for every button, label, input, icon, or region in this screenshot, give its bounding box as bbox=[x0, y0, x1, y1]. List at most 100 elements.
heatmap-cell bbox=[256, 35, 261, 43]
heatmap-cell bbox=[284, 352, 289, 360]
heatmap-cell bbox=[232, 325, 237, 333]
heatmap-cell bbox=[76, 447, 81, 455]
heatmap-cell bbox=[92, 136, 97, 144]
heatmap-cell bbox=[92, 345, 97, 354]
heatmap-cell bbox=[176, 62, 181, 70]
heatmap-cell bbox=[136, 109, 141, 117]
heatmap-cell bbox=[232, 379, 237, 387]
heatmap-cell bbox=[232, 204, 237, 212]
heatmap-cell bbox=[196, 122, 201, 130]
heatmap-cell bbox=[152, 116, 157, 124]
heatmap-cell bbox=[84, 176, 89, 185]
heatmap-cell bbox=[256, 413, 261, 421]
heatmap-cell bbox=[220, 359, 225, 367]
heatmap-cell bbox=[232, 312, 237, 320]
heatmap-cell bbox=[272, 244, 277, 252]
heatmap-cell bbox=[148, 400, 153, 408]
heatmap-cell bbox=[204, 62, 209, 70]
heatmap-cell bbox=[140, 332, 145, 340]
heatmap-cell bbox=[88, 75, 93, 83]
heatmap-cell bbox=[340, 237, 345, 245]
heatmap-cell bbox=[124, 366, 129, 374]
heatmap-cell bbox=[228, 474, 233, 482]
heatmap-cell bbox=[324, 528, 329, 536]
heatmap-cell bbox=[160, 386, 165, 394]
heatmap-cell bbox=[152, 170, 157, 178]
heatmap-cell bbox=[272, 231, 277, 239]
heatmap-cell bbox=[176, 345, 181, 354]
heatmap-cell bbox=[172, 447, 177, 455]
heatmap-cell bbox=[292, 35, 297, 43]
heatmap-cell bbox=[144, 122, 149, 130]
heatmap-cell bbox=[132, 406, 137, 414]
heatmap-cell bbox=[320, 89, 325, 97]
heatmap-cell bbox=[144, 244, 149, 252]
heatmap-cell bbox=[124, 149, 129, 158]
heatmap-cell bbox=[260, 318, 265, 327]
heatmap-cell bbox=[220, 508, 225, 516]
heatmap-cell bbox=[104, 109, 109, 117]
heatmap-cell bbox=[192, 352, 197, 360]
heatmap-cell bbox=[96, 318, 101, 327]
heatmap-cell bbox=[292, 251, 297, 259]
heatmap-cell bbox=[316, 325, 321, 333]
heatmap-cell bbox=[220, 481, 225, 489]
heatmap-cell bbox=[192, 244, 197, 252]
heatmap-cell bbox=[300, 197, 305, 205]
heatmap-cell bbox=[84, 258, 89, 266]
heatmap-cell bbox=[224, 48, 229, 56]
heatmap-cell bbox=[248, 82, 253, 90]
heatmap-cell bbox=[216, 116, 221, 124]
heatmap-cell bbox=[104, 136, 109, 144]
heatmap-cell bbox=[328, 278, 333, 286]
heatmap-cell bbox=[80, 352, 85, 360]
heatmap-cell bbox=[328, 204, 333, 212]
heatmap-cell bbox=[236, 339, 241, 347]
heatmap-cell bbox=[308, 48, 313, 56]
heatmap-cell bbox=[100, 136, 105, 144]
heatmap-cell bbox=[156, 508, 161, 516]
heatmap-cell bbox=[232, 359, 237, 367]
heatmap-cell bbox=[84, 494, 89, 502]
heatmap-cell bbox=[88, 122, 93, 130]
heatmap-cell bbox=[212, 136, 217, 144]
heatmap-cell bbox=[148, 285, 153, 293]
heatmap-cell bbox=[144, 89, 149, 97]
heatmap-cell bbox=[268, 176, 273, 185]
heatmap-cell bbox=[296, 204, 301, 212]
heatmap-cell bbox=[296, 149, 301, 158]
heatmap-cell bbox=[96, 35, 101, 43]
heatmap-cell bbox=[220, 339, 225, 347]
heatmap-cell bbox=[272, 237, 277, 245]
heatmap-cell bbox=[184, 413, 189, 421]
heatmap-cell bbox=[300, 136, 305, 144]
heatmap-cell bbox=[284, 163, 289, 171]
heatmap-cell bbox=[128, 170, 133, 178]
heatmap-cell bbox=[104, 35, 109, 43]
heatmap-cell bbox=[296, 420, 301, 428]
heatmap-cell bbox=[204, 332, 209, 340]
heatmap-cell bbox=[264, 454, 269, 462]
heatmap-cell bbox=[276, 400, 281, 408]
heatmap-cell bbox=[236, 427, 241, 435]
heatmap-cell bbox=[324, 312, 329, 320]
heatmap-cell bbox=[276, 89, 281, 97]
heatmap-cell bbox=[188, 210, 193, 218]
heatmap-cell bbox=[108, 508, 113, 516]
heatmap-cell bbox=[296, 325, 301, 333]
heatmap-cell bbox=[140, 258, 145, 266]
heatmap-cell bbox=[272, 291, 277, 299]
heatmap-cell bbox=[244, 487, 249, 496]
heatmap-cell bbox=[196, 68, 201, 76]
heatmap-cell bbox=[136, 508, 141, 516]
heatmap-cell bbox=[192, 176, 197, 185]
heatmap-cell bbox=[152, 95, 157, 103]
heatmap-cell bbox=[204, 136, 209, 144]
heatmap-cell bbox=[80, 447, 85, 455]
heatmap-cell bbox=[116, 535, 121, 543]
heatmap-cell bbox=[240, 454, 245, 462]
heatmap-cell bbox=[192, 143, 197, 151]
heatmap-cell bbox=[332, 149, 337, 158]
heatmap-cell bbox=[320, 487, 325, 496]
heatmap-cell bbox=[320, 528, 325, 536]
§
**Exercise prompt**
Turn the rows into a Markdown table with two columns, Row and Text, starting at the first line and running up to and including the line with "heatmap-cell bbox=[272, 244, 277, 252]". Number each line and skip any blank lines.

**Exercise output**
| Row | Text |
|---|---|
| 1 | for every button, label, input, icon, or region in this screenshot, give its bounding box as bbox=[x0, y0, x1, y1]. List at most 100 elements. |
| 2 | heatmap-cell bbox=[256, 35, 261, 43] |
| 3 | heatmap-cell bbox=[284, 352, 289, 360] |
| 4 | heatmap-cell bbox=[232, 325, 237, 333] |
| 5 | heatmap-cell bbox=[76, 447, 81, 455] |
| 6 | heatmap-cell bbox=[92, 136, 97, 144] |
| 7 | heatmap-cell bbox=[92, 345, 97, 354] |
| 8 | heatmap-cell bbox=[176, 62, 181, 70] |
| 9 | heatmap-cell bbox=[136, 109, 141, 117] |
| 10 | heatmap-cell bbox=[232, 379, 237, 387] |
| 11 | heatmap-cell bbox=[232, 204, 237, 212] |
| 12 | heatmap-cell bbox=[196, 122, 201, 130] |
| 13 | heatmap-cell bbox=[152, 116, 157, 124] |
| 14 | heatmap-cell bbox=[84, 176, 89, 185] |
| 15 | heatmap-cell bbox=[256, 413, 261, 421] |
| 16 | heatmap-cell bbox=[220, 359, 225, 367] |
| 17 | heatmap-cell bbox=[232, 312, 237, 320] |
| 18 | heatmap-cell bbox=[272, 244, 277, 252] |